> _The problem_:
Reproduce the listing that follows with no differences at all.

[Dataset excerpts]
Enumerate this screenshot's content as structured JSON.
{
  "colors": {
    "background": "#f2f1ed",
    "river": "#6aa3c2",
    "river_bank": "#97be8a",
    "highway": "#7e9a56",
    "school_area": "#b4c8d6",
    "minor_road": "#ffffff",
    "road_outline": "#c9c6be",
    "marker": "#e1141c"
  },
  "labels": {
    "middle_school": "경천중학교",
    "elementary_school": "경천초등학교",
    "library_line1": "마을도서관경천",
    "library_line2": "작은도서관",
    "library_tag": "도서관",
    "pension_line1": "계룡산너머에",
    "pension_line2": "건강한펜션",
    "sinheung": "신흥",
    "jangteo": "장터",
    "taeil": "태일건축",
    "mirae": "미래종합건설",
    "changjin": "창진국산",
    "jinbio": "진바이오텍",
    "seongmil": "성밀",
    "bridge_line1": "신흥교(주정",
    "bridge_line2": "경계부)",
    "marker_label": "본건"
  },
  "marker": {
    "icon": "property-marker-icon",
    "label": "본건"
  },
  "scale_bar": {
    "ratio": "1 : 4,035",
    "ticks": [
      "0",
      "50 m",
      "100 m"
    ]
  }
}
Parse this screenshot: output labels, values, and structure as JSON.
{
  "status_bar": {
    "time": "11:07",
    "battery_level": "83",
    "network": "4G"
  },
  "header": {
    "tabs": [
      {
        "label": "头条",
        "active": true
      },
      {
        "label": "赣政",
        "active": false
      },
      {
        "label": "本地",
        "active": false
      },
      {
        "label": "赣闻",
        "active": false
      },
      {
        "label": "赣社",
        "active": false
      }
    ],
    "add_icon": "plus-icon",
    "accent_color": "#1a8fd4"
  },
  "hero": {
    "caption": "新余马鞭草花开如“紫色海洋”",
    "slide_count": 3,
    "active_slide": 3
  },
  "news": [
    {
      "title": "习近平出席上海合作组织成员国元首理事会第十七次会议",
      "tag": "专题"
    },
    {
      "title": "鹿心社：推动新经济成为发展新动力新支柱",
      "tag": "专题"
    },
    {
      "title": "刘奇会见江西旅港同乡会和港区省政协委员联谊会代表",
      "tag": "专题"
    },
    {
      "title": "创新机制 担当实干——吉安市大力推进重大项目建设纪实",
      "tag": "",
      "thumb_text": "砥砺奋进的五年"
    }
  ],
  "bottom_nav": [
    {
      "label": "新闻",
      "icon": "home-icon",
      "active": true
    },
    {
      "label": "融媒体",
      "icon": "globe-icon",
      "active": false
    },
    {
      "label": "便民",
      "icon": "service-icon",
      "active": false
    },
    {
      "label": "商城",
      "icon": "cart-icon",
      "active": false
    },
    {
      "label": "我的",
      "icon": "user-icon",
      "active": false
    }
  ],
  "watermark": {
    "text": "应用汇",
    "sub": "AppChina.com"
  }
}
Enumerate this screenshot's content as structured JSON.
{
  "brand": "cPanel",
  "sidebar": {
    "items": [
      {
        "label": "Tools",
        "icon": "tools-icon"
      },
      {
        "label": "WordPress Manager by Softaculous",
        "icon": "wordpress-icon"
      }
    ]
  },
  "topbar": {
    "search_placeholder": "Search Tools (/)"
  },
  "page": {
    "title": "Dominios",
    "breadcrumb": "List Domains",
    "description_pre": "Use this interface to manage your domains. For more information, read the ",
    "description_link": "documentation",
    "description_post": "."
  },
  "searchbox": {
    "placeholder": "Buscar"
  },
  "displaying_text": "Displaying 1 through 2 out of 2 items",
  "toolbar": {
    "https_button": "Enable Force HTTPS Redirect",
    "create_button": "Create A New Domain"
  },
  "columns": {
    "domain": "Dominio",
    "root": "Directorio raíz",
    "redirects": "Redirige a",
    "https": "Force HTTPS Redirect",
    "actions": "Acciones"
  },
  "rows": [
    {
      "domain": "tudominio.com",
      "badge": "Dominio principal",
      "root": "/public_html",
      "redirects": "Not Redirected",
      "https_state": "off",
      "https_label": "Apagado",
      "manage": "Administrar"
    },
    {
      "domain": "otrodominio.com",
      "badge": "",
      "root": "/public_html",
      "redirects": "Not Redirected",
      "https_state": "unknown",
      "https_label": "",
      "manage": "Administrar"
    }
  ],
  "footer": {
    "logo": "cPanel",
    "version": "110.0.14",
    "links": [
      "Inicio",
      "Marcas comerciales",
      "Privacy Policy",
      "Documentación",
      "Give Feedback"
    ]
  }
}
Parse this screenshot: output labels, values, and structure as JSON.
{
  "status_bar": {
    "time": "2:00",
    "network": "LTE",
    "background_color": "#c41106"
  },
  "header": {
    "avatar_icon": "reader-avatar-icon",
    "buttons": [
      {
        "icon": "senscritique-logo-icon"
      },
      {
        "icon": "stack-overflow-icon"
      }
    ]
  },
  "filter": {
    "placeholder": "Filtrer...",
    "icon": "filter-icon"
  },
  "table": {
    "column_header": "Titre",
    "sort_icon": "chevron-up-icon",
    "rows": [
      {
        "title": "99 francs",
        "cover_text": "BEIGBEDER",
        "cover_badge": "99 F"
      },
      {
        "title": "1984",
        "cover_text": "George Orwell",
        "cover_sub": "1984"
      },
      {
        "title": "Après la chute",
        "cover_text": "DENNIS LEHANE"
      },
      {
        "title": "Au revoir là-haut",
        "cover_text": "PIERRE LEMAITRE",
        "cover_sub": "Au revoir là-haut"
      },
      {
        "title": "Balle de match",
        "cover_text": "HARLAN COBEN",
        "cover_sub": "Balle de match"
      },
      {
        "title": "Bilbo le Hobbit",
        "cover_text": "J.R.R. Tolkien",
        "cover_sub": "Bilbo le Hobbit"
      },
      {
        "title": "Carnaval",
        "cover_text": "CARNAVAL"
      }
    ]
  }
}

> _Finished exercise_:
Enumerate this screenshot's content as structured JSON.
{
  "colors": {
    "background": "#f2f1ed",
    "river": "#6aa3c2",
    "river_bank": "#97be8a",
    "highway": "#7e9a56",
    "school_area": "#b4c8d6",
    "minor_road": "#ffffff",
    "road_outline": "#c9c6be",
    "marker": "#e1141c"
  },
  "labels": {
    "middle_school": "경천중학교",
    "elementary_school": "경천초등학교",
    "library_line1": "마을도서관경천",
    "library_line2": "작은도서관",
    "library_tag": "도서관",
    "pension_line1": "계룡산너머에",
    "pension_line2": "건강한펜션",
    "sinheung": "신흥",
    "jangteo": "장터",
    "taeil": "태일건축",
    "mirae": "미래종합건설",
    "changjin": "창진국산",
    "jinbio": "진바이오텍",
    "seongmil": "성밀",
    "bridge_line1": "신흥교(주정",
    "bridge_line2": "경계부)",
    "marker_label": "본건"
  },
  "marker": {
    "icon": "property-marker-icon",
    "label": "본건"
  },
  "scale_bar": {
    "ratio": "1 : 4,035",
    "ticks": [
      "0",
      "50 m",
      "100 m"
    ]
  }
}
Parse this screenshot: output labels, values, and structure as JSON.
{
  "status_bar": {
    "time": "11:07",
    "battery_level": "83",
    "network": "4G"
  },
  "header": {
    "tabs": [
      {
        "label": "头条",
        "active": true
      },
      {
        "label": "赣政",
        "active": false
      },
      {
        "label": "本地",
        "active": false
      },
      {
        "label": "赣闻",
        "active": false
      },
      {
        "label": "赣社",
        "active": false
      }
    ],
    "add_icon": "plus-icon",
    "accent_color": "#1a8fd4"
  },
  "hero": {
    "caption": "新余马鞭草花开如“紫色海洋”",
    "slide_count": 3,
    "active_slide": 3
  },
  "news": [
    {
      "title": "习近平出席上海合作组织成员国元首理事会第十七次会议",
      "tag": "专题"
    },
    {
      "title": "鹿心社：推动新经济成为发展新动力新支柱",
      "tag": "专题"
    },
    {
      "title": "刘奇会见江西旅港同乡会和港区省政协委员联谊会代表",
      "tag": "专题"
    },
    {
      "title": "创新机制 担当实干——吉安市大力推进重大项目建设纪实",
      "tag": "",
      "thumb_text": "砥砺奋进的五年"
    }
  ],
  "bottom_nav": [
    {
      "label": "新闻",
      "icon": "home-icon",
      "active": true
    },
    {
      "label": "融媒体",
      "icon": "globe-icon",
      "active": false
    },
    {
      "label": "便民",
      "icon": "service-icon",
      "active": false
    },
    {
      "label": "商城",
      "icon": "cart-icon",
      "active": false
    },
    {
      "label": "我的",
      "icon": "user-icon",
      "active": false
    }
  ],
  "watermark": {
    "text": "应用汇",
    "sub": "AppChina.com"
  }
}
Enumerate this screenshot's content as structured JSON.
{
  "brand": "cPanel",
  "sidebar": {
    "items": [
      {
        "label": "Tools",
        "icon": "tools-icon"
      },
      {
        "label": "WordPress Manager by Softaculous",
        "icon": "wordpress-icon"
      }
    ]
  },
  "topbar": {
    "search_placeholder": "Search Tools (/)"
  },
  "page": {
    "title": "Dominios",
    "breadcrumb": "List Domains",
    "description_pre": "Use this interface to manage your domains. For more information, read the ",
    "description_link": "documentation",
    "description_post": "."
  },
  "searchbox": {
    "placeholder": "Buscar"
  },
  "displaying_text": "Displaying 1 through 2 out of 2 items",
  "toolbar": {
    "https_button": "Enable Force HTTPS Redirect",
    "create_button": "Create A New Domain"
  },
  "columns": {
    "domain": "Dominio",
    "root": "Directorio raíz",
    "redirects": "Redirige a",
    "https": "Force HTTPS Redirect",
    "actions": "Acciones"
  },
  "rows": [
    {
      "domain": "tudominio.com",
      "badge": "Dominio principal",
      "root": "/public_html",
      "redirects": "Not Redirected",
      "https_state": "off",
      "https_label": "Apagado",
      "manage": "Administrar"
    },
    {
      "domain": "otrodominio.com",
      "badge": "",
      "root": "/public_html",
      "redirects": "Not Redirected",
      "https_state": "unknown",
      "https_label": "",
      "manage": "Administrar"
    }
  ],
  "footer": {
    "logo": "cPanel",
    "version": "110.0.14",
    "links": [
      "Inicio",
      "Marcas comerciales",
      "Privacy Policy",
      "Documentación",
      "Give Feedback"
    ]
  }
}
Parse this screenshot: output labels, values, and structure as JSON.
{
  "status_bar": {
    "time": "2:00",
    "network": "LTE",
    "background_color": "#c41106"
  },
  "header": {
    "avatar_icon": "reader-avatar-icon",
    "buttons": [
      {
        "icon": "senscritique-logo-icon"
      },
      {
        "icon": "stack-overflow-icon"
      }
    ]
  },
  "filter": {
    "placeholder": "Filtrer...",
    "icon": "filter-icon"
  },
  "table": {
    "column_header": "Titre",
    "sort_icon": "chevron-up-icon",
    "rows": [
      {
        "title": "99 francs",
        "cover_text": "BEIGBEDER",
        "cover_badge": "99 F"
      },
      {
        "title": "1984",
        "cover_text": "George Orwell",
        "cover_sub": "1984"
      },
      {
        "title": "Après la chute",
        "cover_text": "DENNIS LEHANE"
      },
      {
        "title": "Au revoir là-haut",
        "cover_text": "PIERRE LEMAITRE",
        "cover_sub": "Au revoir là-haut"
      },
      {
        "title": "Balle de match",
        "cover_text": "HARLAN COBEN",
        "cover_sub": "Balle de match"
      },
      {
        "title": "Bilbo le Hobbit",
        "cover_text": "J.R.R. Tolkien",
        "cover_sub": "Bilbo le Hobbit"
      },
      {
        "title": "Carnaval",
        "cover_text": "CARNAVAL"
      }
    ]
  }
}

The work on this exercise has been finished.